** Available records **
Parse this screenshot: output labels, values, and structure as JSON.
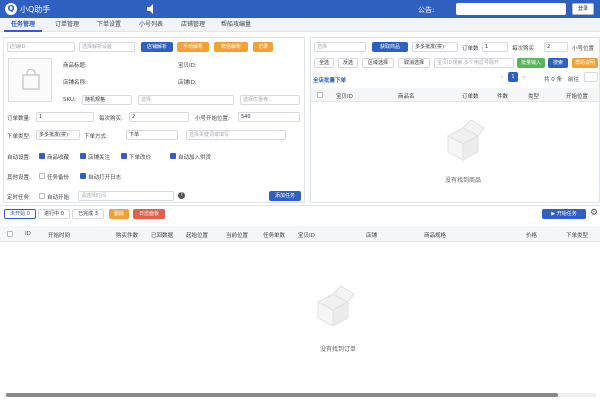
{
  "app": {
    "logo": "Q",
    "title": "小Q助手",
    "notice_label": "公告:",
    "login_label": "登录"
  },
  "tabs": [
    "任务管理",
    "订单管理",
    "下单设置",
    "小号列表",
    "店铺管理",
    "帮船攻编量"
  ],
  "left": {
    "shop_id_placeholder": "店铺ID",
    "parse_device_placeholder": "选择解析设备",
    "btn_shop_parse": "店铺解析",
    "btn_manual_parse": "手动解析",
    "btn_wechat_parse": "微信解析",
    "btn_record": "记录",
    "product_title_label": "商品标题:",
    "shop_name_label": "店铺名称:",
    "baby_id_label": "宝贝ID:",
    "shop_id_label": "店铺ID:",
    "sku_label": "SKU:",
    "sku_value": "随机规格",
    "sku_select_placeholder": "选择",
    "sku_default_placeholder": "选择优惠券",
    "order_qty_label": "订单数量:",
    "order_qty_value": "1",
    "per_buy_label": "每次购买:",
    "per_buy_value": "2",
    "start_pos_label": "小号开始位置:",
    "start_pos_value": "540",
    "order_type_label": "下单类型:",
    "order_type_value": "多多批发(拼)",
    "order_method_label": "下单方式:",
    "order_method_value": "下单",
    "keyword_placeholder": "选择关键词或填写",
    "auto_settings_label": "自动设置:",
    "auto_options": [
      "商品收藏",
      "店铺关注",
      "下单改价",
      "自动加入供货"
    ],
    "other_settings_label": "其他设置:",
    "other_options": [
      "任务备份",
      "自动打开日志"
    ],
    "timer_label": "定时任务:",
    "auto_start_label": "自动开始",
    "time_placeholder": "请选择时间",
    "add_task_btn": "添加任务"
  },
  "right": {
    "select_placeholder": "选择",
    "btn_get_product": "获取商品",
    "order_type_value": "多多批发(拼)",
    "order_qty_label": "订单数",
    "order_qty_value": "1",
    "per_buy_label": "每次购买",
    "per_buy_value": "2",
    "small_pos_label": "小号位置",
    "row_buttons": [
      "全选",
      "反选",
      "区域选择",
      "取消选择"
    ],
    "batch_input_placeholder": "宝贝ID搜索,多个用逗号隔开",
    "btn_batch_input": "批量输入",
    "btn_search": "搜索",
    "btn_more": "帮助说明",
    "section_title": "全店批量下单",
    "page_current": "1",
    "page_total": "共 0 条",
    "goto_label": "前往",
    "columns": [
      "宝贝ID",
      "商品名",
      "订单数",
      "件数",
      "类型",
      "开始位置"
    ],
    "empty_text": "没有找到商品"
  },
  "bottom": {
    "status_tabs": [
      "未开始 0",
      "进行中 0",
      "已完成 3"
    ],
    "btn_delete": "删除",
    "btn_log": "日志面板",
    "btn_start": "开始任务",
    "columns": [
      "ID",
      "开始时间",
      "购买件数",
      "已回数据",
      "起始位置",
      "当前位置",
      "任务单数",
      "宝贝ID",
      "店铺",
      "商品规格",
      "价格",
      "下单类型"
    ],
    "empty_text": "没有找到订单"
  }
}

** Work to do **
Exactly how many lines contain "店铺ID"? State the number and nothing else.

** Answer below **
2